[Page text entries]
........
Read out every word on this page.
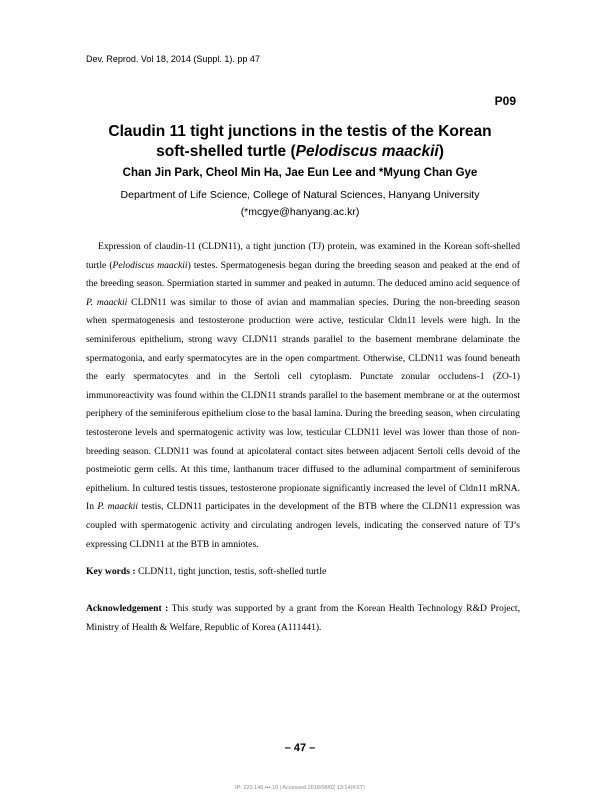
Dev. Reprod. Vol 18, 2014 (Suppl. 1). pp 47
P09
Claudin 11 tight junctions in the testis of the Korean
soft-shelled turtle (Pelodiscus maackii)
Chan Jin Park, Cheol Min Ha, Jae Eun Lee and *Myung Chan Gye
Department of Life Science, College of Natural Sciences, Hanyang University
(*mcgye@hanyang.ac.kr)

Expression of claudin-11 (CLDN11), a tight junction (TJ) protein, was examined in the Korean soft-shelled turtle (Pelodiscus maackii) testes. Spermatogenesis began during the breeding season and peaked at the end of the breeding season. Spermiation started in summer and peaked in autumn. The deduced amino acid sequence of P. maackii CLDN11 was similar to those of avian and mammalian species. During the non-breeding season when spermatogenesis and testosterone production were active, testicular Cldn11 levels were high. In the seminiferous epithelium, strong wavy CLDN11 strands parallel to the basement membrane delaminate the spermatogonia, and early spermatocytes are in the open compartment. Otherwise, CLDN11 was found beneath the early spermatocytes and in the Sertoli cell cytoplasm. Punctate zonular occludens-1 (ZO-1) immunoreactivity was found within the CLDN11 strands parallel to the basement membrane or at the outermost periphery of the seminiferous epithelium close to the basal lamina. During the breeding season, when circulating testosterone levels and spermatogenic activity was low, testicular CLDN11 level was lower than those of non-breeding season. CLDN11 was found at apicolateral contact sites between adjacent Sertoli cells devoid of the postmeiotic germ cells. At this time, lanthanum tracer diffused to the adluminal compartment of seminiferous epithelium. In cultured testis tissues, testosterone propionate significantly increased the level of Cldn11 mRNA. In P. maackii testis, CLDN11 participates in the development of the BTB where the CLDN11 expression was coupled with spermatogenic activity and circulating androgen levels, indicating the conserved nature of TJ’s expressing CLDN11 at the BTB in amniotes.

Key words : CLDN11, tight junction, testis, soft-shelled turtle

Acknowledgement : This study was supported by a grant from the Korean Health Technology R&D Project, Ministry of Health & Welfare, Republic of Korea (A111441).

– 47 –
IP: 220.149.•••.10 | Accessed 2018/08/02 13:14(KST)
........
Problem description: Without the pictures, reproduce every line of the records above exactly.

Solution for this exercise:
Read out every word on this page.
Dev. Reprod. Vol 18, 2014 (Suppl. 1). pp 47
P09
Claudin 11 tight junctions in the testis of the Korean
soft-shelled turtle (Pelodiscus maackii)
Chan Jin Park, Cheol Min Ha, Jae Eun Lee and *Myung Chan Gye
Department of Life Science, College of Natural Sciences, Hanyang University
(*mcgye@hanyang.ac.kr)

Expression of claudin-11 (CLDN11), a tight junction (TJ) protein, was examined in the Korean soft-shelled turtle (Pelodiscus maackii) testes. Spermatogenesis began during the breeding season and peaked at the end of the breeding season. Spermiation started in summer and peaked in autumn. The deduced amino acid sequence of P. maackii CLDN11 was similar to those of avian and mammalian species. During the non-breeding season when spermatogenesis and testosterone production were active, testicular Cldn11 levels were high. In the seminiferous epithelium, strong wavy CLDN11 strands parallel to the basement membrane delaminate the spermatogonia, and early spermatocytes are in the open compartment. Otherwise, CLDN11 was found beneath the early spermatocytes and in the Sertoli cell cytoplasm. Punctate zonular occludens-1 (ZO-1) immunoreactivity was found within the CLDN11 strands parallel to the basement membrane or at the outermost periphery of the seminiferous epithelium close to the basal lamina. During the breeding season, when circulating testosterone levels and spermatogenic activity was low, testicular CLDN11 level was lower than those of non-breeding season. CLDN11 was found at apicolateral contact sites between adjacent Sertoli cells devoid of the postmeiotic germ cells. At this time, lanthanum tracer diffused to the adluminal compartment of seminiferous epithelium. In cultured testis tissues, testosterone propionate significantly increased the level of Cldn11 mRNA. In P. maackii testis, CLDN11 participates in the development of the BTB where the CLDN11 expression was coupled with spermatogenic activity and circulating androgen levels, indicating the conserved nature of TJ’s expressing CLDN11 at the BTB in amniotes.

Key words : CLDN11, tight junction, testis, soft-shelled turtle

Acknowledgement : This study was supported by a grant from the Korean Health Technology R&D Project, Ministry of Health & Welfare, Republic of Korea (A111441).

– 47 –
IP: 220.149.•••.10 | Accessed 2018/08/02 13:14(KST)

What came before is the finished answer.